Records from a data collection:
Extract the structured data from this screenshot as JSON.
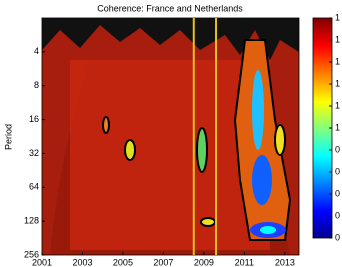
{
  "chart_data": {
    "type": "heatmap",
    "title": "Coherence: France and Netherlands",
    "ylabel": "Period",
    "xlim": [
      2001,
      2013.7
    ],
    "xticks": [
      2001,
      2003,
      2005,
      2007,
      2009,
      2011,
      2013
    ],
    "ylim": [
      2,
      256
    ],
    "yticks": [
      4,
      8,
      16,
      32,
      64,
      128,
      256
    ],
    "y_log_base": 2,
    "y_reversed": true,
    "vlines": [
      2008.5,
      2009.6
    ],
    "vline_color": "#e8c020",
    "colorbar": {
      "lim": [
        0,
        1
      ],
      "ticks": [
        {
          "value": 1,
          "label": "1"
        },
        {
          "value": 0.9,
          "label": "1"
        },
        {
          "value": 0.8,
          "label": "1"
        },
        {
          "value": 0.7,
          "label": "1"
        },
        {
          "value": 0.6,
          "label": "1"
        },
        {
          "value": 0.5,
          "label": "1"
        },
        {
          "value": 0.4,
          "label": "0"
        },
        {
          "value": 0.3,
          "label": "0"
        },
        {
          "value": 0.2,
          "label": "0"
        },
        {
          "value": 0.1,
          "label": "0"
        },
        {
          "value": 0,
          "label": "0"
        }
      ]
    }
  }
}
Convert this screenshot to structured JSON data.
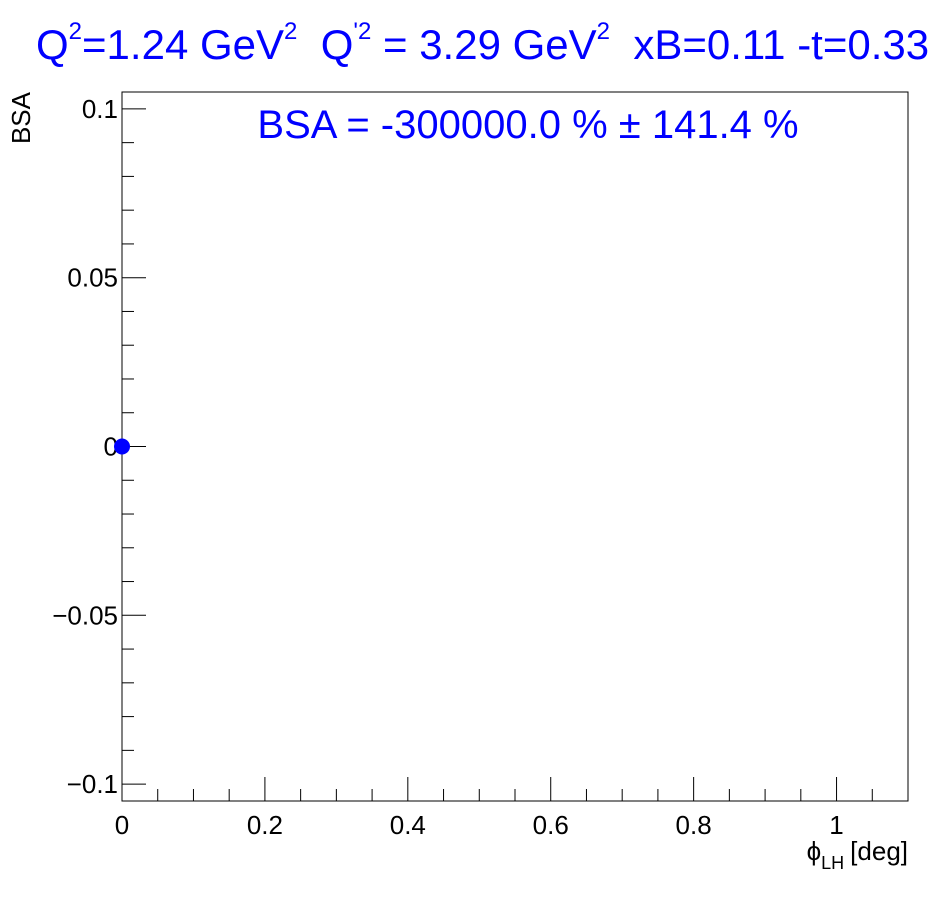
{
  "title": {
    "part1": "Q",
    "sup1": "2",
    "part2": "=1.24 GeV",
    "sup2": "2",
    "part3": "Q",
    "sup3": "'2",
    "part4": "= 3.29 GeV",
    "sup4": "2",
    "part5": "xB=0.11  -t=0.33"
  },
  "colors": {
    "accent": "#0000ff",
    "axis": "#000000",
    "background": "#ffffff"
  },
  "chart_data": {
    "type": "scatter",
    "ylabel": "BSA",
    "xlabel_symbol": "ϕ",
    "xlabel_sub": "LH",
    "xlabel_unit": "[deg]",
    "annotation": "BSA = -300000.0 %  ± 141.4 %",
    "xlim": [
      0,
      1.1
    ],
    "ylim": [
      -0.105,
      0.105
    ],
    "x_ticks": [
      {
        "value": 0,
        "label": "0"
      },
      {
        "value": 0.2,
        "label": "0.2"
      },
      {
        "value": 0.4,
        "label": "0.4"
      },
      {
        "value": 0.6,
        "label": "0.6"
      },
      {
        "value": 0.8,
        "label": "0.8"
      },
      {
        "value": 1,
        "label": "1"
      }
    ],
    "y_ticks": [
      {
        "value": 0.1,
        "label": "0.1"
      },
      {
        "value": 0.05,
        "label": "0.05"
      },
      {
        "value": 0,
        "label": "0"
      },
      {
        "value": -0.05,
        "label": "−0.05"
      },
      {
        "value": -0.1,
        "label": "−0.1"
      }
    ],
    "series": [
      {
        "color": "#0000ff",
        "points": [
          {
            "x": 0,
            "y": 0
          }
        ]
      }
    ],
    "grid": false,
    "legend": "none"
  }
}
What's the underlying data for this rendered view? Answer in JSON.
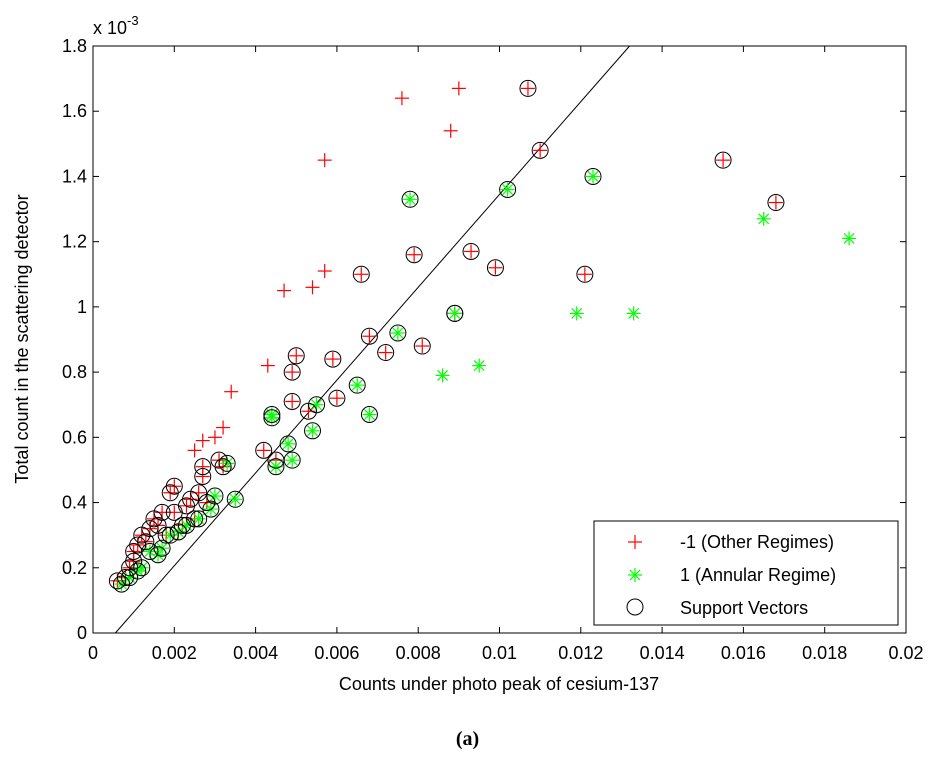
{
  "chart_data": {
    "type": "scatter",
    "title": "",
    "xlabel": "Counts under photo peak of cesium-137",
    "ylabel": "Total count in the scattering detector",
    "y_exponent_label": "x 10",
    "y_exponent_power": "-3",
    "xlim": [
      0,
      0.02
    ],
    "ylim": [
      0,
      1.8
    ],
    "x_ticks": [
      "0",
      "0.002",
      "0.004",
      "0.006",
      "0.008",
      "0.01",
      "0.012",
      "0.014",
      "0.016",
      "0.018",
      "0.02"
    ],
    "y_ticks": [
      "0",
      "0.2",
      "0.4",
      "0.6",
      "0.8",
      "1",
      "1.2",
      "1.4",
      "1.6",
      "1.8"
    ],
    "grid": false,
    "legend_position": "bottom-right",
    "series": [
      {
        "name": "-1 (Other Regimes)",
        "marker": "plus",
        "color": "#ff0000",
        "x": [
          0.0006,
          0.0008,
          0.0009,
          0.001,
          0.001,
          0.0011,
          0.0012,
          0.0013,
          0.0014,
          0.0015,
          0.0016,
          0.0017,
          0.0018,
          0.0019,
          0.002,
          0.002,
          0.0021,
          0.0022,
          0.0023,
          0.0024,
          0.0025,
          0.0026,
          0.0027,
          0.0027,
          0.0028,
          0.003,
          0.0031,
          0.0032,
          0.0032,
          0.0025,
          0.0027,
          0.0034,
          0.0042,
          0.0043,
          0.0045,
          0.0047,
          0.0049,
          0.0049,
          0.005,
          0.0053,
          0.0054,
          0.0057,
          0.0057,
          0.0059,
          0.006,
          0.0066,
          0.0068,
          0.0072,
          0.0076,
          0.0079,
          0.0081,
          0.0088,
          0.0089,
          0.009,
          0.0093,
          0.0099,
          0.0107,
          0.011,
          0.0121,
          0.0155,
          0.0168
        ],
        "y": [
          0.16,
          0.17,
          0.2,
          0.22,
          0.25,
          0.27,
          0.3,
          0.28,
          0.32,
          0.35,
          0.33,
          0.37,
          0.3,
          0.43,
          0.37,
          0.45,
          0.31,
          0.33,
          0.39,
          0.41,
          0.35,
          0.43,
          0.48,
          0.51,
          0.4,
          0.6,
          0.53,
          0.51,
          0.63,
          0.56,
          0.59,
          0.74,
          0.56,
          0.82,
          0.53,
          1.05,
          0.8,
          0.71,
          0.85,
          0.68,
          1.06,
          1.11,
          1.45,
          0.84,
          0.72,
          1.1,
          0.91,
          0.86,
          1.64,
          1.16,
          0.88,
          1.54,
          0.98,
          1.67,
          1.17,
          1.12,
          1.67,
          1.48,
          1.1,
          1.45,
          1.32
        ]
      },
      {
        "name": "1 (Annular Regime)",
        "marker": "asterisk",
        "color": "#00ff00",
        "x": [
          0.0007,
          0.0009,
          0.0011,
          0.0012,
          0.0014,
          0.0016,
          0.0017,
          0.0019,
          0.0021,
          0.0023,
          0.0026,
          0.0029,
          0.003,
          0.0033,
          0.0035,
          0.0044,
          0.0044,
          0.0045,
          0.0048,
          0.0049,
          0.0054,
          0.0055,
          0.0065,
          0.0068,
          0.0075,
          0.0078,
          0.0086,
          0.0089,
          0.0095,
          0.0102,
          0.0119,
          0.0123,
          0.0133,
          0.0165,
          0.0186
        ],
        "y": [
          0.15,
          0.17,
          0.19,
          0.2,
          0.25,
          0.24,
          0.26,
          0.3,
          0.31,
          0.33,
          0.35,
          0.38,
          0.42,
          0.52,
          0.41,
          0.67,
          0.66,
          0.51,
          0.58,
          0.53,
          0.62,
          0.7,
          0.76,
          0.67,
          0.92,
          1.33,
          0.79,
          0.98,
          0.82,
          1.36,
          0.98,
          1.4,
          0.98,
          1.27,
          1.21
        ]
      }
    ],
    "support_vectors": {
      "name": "Support Vectors",
      "marker": "circle",
      "color": "#000000"
    },
    "decision_boundary": {
      "x": [
        0.00055,
        0.0132
      ],
      "y": [
        0,
        1.8
      ]
    }
  },
  "caption": "(a)"
}
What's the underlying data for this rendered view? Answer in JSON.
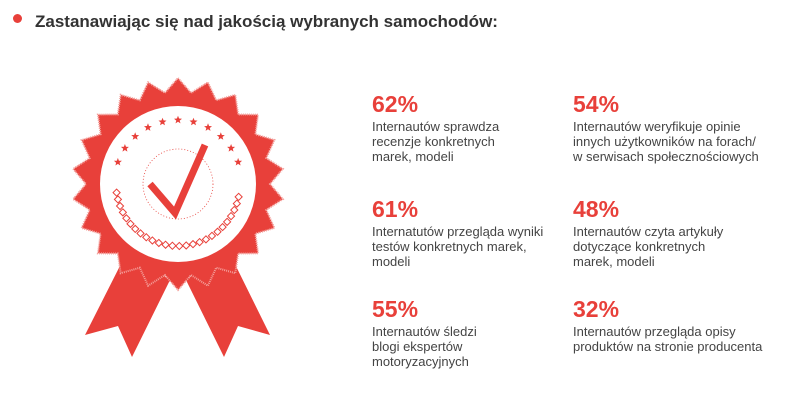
{
  "title": "Zastanawiając się nad jakością wybranych samochodów:",
  "accent": "#e8403a",
  "stats": [
    {
      "value": "62%",
      "text": "Internautów sprawdza recenzje konkretnych marek, modeli"
    },
    {
      "value": "54%",
      "text": "Internautów weryfikuje opinie innych użytkowników na forach/ w serwisach społecznościowych"
    },
    {
      "value": "61%",
      "text": "Internatutów przegląda wyniki testów konkretnych marek, modeli"
    },
    {
      "value": "48%",
      "text": "Internautów czyta artykuły dotyczące konkretnych marek, modeli"
    },
    {
      "value": "55%",
      "text": "Internautów śledzi blogi ekspertów motoryzacyjnych"
    },
    {
      "value": "32%",
      "text": "Internautów przegląda opisy produktów na stronie producenta"
    }
  ]
}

**EXERCISE PROMPT**
Each line holding "JSON" must be found and copied.

**THE RESPONSE**
Extract the structured data from this screenshot as JSON.
Convert this screenshot to structured JSON data.
What's the underlying data for this rendered view? Answer in JSON.
What's the underlying data for this rendered view? Answer in JSON.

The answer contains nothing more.